PAGE TEXT:

════

Covenant Theology’s Inherent Problems

 

Westminster Abbey
 

by Dr. Renald Showers (1936-2019)

(originally published in Israel My Glory)

Unfortunately, space restricts the number of problems I can address.

Is Too Limited. Covenant Theology’s ultimate goal of history, the glory of God through the redemption of the elect, is too limited. During the course of history, God not only has a program of redemption for those people who get saved, but He also has a program for those who never get saved and programs for nations, rulers, angels, Satan, and nature. The ultimate goal of history must be large enough to include all of God’s programs, not just one.

Denies Distinctions. Covenant Theology denies or weakens some of the distinctions in the Bible by insisting that distinctions are different phases of the same covenant of grace.

════

Layout records:
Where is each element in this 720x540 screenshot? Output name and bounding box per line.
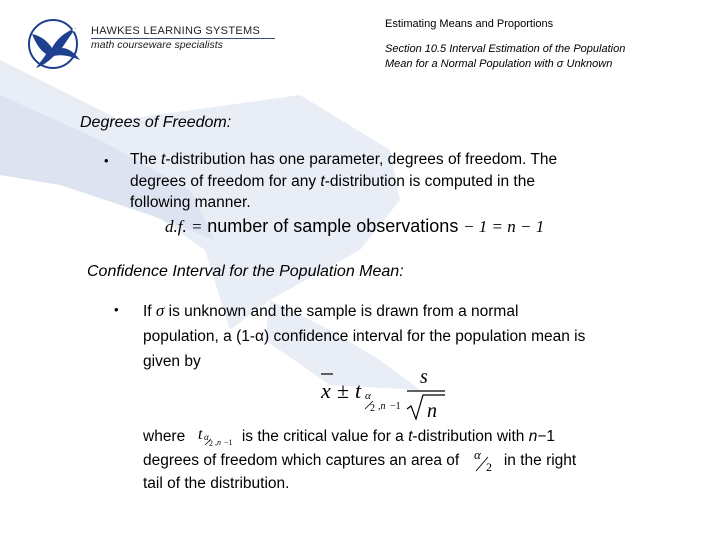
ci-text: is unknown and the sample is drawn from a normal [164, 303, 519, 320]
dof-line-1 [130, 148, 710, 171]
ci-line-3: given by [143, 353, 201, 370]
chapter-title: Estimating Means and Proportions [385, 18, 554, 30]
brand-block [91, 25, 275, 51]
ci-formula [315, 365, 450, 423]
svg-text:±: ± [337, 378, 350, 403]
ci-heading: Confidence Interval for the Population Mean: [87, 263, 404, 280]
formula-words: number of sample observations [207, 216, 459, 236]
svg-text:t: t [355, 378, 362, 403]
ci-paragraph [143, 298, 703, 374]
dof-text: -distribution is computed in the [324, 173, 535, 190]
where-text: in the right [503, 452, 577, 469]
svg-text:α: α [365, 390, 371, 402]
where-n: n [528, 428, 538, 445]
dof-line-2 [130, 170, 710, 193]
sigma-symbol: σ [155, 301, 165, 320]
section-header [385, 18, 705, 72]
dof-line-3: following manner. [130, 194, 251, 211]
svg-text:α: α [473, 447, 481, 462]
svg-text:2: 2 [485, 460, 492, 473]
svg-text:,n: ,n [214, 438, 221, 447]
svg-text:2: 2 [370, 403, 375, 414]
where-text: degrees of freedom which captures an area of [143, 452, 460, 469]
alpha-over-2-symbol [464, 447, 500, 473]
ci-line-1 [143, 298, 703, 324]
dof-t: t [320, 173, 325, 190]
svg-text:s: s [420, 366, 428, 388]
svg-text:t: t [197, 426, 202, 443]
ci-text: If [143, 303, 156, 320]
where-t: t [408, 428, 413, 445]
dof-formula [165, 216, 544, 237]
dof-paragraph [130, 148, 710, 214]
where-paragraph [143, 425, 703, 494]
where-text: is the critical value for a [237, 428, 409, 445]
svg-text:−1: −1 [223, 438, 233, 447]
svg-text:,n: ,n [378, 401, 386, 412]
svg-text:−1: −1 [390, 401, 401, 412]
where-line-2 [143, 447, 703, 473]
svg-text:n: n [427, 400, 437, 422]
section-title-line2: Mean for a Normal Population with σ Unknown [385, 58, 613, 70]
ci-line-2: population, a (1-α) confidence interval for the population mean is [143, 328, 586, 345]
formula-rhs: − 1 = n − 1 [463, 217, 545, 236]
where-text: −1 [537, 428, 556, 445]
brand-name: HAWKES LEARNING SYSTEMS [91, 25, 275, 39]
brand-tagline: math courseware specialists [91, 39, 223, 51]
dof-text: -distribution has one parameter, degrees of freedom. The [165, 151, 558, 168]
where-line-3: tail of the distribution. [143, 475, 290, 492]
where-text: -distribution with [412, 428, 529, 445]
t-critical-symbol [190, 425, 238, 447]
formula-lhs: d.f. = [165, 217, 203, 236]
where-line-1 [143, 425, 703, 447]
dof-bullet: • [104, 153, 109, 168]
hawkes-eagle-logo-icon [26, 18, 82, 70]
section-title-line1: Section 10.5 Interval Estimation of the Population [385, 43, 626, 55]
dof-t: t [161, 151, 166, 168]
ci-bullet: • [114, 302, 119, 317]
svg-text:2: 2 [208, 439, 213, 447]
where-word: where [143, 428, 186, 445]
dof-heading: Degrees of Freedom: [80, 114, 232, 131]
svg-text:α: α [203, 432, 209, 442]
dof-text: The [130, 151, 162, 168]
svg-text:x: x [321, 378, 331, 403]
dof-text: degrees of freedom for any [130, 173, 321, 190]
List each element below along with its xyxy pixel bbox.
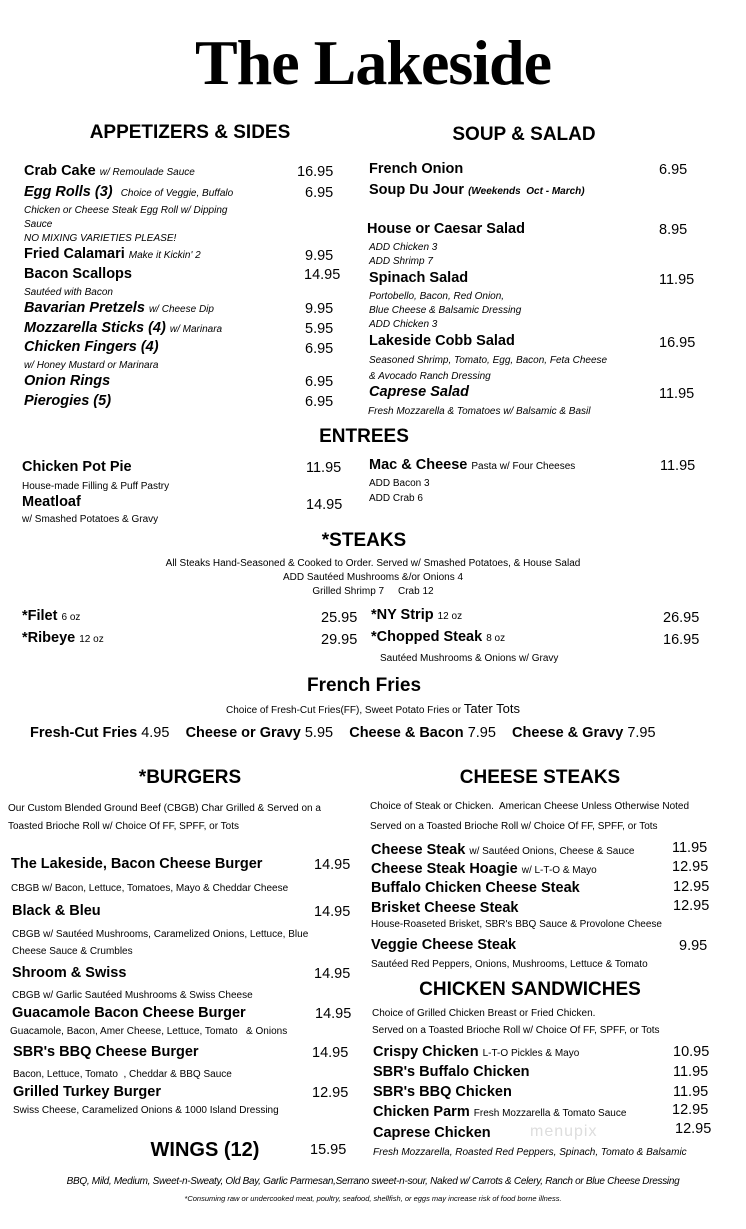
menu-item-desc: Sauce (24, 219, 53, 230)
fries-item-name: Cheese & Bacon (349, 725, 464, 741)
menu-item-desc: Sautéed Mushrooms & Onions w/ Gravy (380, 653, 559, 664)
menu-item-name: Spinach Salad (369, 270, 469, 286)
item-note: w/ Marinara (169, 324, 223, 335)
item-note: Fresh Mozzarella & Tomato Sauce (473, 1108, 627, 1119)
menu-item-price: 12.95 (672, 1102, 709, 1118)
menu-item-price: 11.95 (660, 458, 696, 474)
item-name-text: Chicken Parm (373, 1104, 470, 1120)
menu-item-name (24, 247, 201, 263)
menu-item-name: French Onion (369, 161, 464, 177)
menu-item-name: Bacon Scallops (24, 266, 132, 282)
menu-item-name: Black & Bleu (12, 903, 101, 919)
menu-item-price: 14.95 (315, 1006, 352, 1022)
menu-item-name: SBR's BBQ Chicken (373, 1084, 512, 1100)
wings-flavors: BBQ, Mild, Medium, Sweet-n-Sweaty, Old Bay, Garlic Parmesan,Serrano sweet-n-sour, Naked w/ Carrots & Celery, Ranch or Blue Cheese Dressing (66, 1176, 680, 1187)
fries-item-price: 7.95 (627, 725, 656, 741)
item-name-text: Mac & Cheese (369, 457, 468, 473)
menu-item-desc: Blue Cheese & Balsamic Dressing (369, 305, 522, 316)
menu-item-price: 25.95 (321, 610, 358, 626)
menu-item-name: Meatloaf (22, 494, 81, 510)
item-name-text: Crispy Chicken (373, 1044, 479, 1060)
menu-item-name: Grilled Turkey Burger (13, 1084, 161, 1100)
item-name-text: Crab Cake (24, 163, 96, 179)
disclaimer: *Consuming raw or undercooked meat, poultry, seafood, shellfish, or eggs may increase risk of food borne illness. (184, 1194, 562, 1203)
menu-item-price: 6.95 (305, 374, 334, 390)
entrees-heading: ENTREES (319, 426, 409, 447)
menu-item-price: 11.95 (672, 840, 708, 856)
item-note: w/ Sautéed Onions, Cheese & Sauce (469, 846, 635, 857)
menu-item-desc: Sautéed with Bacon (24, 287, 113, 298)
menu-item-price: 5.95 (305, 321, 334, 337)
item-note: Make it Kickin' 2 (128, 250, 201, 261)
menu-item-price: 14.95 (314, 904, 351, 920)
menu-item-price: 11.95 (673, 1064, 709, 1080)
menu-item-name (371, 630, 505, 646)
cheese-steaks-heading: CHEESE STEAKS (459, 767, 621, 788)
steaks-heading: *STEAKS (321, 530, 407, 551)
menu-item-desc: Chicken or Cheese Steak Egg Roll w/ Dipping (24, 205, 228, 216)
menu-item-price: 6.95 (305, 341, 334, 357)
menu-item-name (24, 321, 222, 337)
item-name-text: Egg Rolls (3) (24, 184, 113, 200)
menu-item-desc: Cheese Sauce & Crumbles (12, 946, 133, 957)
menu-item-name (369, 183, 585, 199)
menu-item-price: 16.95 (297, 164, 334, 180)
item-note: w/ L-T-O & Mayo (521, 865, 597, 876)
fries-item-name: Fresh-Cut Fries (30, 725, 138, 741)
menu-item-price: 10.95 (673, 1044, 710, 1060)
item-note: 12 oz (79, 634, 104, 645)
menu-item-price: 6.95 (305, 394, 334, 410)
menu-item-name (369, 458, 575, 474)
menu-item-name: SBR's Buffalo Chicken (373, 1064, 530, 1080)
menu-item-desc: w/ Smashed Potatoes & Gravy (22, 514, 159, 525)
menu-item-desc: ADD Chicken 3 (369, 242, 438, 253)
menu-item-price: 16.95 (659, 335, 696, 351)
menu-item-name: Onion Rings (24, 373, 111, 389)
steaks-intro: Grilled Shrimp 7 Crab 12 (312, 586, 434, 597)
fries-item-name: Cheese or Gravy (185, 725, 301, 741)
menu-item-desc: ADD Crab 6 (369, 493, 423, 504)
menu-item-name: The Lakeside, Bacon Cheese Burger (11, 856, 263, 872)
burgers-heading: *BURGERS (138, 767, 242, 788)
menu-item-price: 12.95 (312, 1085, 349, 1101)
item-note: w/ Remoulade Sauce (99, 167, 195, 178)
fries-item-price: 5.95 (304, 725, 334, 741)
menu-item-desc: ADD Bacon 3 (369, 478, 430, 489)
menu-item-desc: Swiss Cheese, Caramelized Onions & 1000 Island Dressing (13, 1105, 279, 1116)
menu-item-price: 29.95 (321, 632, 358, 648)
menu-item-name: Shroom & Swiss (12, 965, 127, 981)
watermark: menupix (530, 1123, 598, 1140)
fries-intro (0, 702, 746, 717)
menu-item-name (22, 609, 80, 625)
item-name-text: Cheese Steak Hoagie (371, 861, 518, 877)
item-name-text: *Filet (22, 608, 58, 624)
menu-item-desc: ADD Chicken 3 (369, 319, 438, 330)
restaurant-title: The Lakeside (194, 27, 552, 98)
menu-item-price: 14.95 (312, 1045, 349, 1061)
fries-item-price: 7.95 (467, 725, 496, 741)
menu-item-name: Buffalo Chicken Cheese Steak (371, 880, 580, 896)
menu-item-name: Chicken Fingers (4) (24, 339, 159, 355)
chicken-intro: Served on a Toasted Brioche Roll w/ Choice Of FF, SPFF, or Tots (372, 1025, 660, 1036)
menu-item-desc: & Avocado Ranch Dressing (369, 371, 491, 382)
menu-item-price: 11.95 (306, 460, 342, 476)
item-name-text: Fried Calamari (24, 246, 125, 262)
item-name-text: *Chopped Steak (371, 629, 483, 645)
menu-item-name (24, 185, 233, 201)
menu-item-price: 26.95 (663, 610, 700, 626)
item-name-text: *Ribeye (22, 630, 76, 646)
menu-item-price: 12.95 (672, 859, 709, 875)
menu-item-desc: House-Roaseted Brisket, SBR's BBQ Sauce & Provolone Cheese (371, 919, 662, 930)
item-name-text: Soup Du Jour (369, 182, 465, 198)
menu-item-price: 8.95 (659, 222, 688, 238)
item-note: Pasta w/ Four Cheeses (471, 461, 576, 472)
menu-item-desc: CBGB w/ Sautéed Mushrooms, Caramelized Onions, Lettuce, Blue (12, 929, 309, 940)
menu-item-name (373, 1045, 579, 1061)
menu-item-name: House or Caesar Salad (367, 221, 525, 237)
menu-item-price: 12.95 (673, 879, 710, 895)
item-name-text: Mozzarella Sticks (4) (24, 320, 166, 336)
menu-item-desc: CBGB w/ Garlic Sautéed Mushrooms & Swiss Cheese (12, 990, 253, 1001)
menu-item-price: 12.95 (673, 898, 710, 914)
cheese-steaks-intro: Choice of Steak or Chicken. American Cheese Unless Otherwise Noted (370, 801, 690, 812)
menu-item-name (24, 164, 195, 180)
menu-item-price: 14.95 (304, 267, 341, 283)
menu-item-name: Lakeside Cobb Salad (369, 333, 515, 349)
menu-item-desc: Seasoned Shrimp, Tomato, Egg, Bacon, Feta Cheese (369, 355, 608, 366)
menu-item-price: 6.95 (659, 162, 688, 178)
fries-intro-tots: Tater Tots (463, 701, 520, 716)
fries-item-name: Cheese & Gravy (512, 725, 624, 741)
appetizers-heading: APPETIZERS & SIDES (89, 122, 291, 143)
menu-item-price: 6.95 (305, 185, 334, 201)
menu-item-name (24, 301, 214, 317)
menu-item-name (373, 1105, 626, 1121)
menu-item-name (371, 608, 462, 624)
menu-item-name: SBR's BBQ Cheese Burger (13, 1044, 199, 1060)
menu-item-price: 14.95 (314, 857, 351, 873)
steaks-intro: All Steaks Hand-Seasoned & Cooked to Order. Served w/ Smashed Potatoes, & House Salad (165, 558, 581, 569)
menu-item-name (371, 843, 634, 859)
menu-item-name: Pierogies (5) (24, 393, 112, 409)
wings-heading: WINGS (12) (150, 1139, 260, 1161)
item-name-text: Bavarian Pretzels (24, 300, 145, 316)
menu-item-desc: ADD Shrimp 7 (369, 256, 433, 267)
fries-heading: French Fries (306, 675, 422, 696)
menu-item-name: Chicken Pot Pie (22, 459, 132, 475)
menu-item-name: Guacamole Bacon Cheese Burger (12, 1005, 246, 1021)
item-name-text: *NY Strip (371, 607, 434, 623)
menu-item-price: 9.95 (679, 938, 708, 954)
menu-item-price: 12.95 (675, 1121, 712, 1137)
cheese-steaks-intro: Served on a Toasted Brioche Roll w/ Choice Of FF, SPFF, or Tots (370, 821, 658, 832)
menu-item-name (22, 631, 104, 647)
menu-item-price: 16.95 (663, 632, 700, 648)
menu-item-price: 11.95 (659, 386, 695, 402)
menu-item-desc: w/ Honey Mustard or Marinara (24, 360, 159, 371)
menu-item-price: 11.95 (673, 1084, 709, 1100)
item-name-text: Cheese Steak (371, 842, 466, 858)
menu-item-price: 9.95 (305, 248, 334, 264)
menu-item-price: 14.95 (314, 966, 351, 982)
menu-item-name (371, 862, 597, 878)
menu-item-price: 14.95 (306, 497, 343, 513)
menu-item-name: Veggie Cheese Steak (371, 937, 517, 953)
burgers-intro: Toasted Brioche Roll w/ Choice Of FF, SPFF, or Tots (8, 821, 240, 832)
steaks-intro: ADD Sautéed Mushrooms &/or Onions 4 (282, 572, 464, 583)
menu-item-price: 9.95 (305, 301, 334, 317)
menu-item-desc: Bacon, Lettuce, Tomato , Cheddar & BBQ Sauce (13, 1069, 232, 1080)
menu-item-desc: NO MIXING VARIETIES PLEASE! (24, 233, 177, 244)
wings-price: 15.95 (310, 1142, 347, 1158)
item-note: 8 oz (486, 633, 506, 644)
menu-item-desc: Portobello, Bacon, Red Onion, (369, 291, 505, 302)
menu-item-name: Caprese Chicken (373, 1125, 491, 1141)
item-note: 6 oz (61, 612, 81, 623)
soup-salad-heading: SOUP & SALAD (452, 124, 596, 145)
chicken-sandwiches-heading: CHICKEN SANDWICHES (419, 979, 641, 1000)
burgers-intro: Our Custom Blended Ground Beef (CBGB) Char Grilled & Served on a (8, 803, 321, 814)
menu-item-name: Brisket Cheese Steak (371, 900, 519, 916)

════

EXERCISE:
In the page text on Covenant Theology's problems, what does Covenant Theology hold to be the ultimate goal of history?

ANSWER:
The glory of God through the redemption of the elect.